Find each line containing the string "Refresh". Copy it.

__________

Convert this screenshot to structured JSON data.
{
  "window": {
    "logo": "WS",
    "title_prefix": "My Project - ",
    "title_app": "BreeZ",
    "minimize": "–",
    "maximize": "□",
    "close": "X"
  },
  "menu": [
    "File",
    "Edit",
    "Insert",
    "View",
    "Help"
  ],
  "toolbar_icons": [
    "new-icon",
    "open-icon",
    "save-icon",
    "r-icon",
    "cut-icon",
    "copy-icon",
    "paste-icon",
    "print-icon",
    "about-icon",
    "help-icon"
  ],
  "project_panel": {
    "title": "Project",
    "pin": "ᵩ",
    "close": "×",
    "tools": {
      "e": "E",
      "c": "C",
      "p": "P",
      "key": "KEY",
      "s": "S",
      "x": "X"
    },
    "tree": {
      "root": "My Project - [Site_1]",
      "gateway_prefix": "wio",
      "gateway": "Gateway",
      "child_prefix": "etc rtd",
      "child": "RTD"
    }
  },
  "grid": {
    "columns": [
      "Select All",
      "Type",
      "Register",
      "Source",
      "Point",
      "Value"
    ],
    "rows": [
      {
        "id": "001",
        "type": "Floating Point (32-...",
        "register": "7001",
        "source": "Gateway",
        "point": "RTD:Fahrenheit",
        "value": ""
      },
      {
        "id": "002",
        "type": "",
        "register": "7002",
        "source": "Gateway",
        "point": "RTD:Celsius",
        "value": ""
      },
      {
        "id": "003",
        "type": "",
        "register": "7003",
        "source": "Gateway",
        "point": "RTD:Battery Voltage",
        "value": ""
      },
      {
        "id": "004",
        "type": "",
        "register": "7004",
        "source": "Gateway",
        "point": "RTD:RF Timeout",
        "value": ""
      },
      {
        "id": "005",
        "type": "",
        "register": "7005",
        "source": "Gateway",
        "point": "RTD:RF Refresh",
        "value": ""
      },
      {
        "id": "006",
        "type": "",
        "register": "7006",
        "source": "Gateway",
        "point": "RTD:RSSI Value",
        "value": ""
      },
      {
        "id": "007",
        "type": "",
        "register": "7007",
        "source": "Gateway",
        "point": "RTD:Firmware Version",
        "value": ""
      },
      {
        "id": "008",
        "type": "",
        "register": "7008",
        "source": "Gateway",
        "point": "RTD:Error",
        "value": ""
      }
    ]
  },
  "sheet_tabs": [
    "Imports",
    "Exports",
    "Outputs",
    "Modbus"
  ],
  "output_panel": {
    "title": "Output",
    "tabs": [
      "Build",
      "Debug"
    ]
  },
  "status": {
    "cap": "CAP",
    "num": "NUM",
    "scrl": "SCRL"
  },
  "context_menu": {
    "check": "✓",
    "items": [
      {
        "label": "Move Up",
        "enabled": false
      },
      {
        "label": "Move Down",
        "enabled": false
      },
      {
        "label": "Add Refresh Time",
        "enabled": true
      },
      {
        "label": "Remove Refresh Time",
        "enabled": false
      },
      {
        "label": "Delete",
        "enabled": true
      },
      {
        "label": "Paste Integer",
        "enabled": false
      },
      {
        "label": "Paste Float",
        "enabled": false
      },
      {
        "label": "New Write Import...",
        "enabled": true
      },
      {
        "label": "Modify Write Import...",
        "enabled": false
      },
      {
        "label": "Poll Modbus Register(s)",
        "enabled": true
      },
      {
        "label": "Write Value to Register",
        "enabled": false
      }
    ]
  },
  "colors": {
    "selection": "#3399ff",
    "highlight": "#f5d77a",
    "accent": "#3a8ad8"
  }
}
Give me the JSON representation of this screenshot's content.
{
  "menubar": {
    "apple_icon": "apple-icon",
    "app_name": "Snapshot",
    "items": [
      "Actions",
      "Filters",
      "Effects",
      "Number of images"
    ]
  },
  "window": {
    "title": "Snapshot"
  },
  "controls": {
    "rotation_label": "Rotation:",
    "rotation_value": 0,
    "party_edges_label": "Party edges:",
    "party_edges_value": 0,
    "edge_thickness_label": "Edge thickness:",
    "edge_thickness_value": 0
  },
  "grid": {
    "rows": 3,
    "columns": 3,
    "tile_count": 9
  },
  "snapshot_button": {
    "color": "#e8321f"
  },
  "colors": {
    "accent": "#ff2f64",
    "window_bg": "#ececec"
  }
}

__________

## SOLUTION:
        "point": "RTD:RF Refresh",
        "label": "Add Refresh Time",
        "label": "Remove Refresh Time",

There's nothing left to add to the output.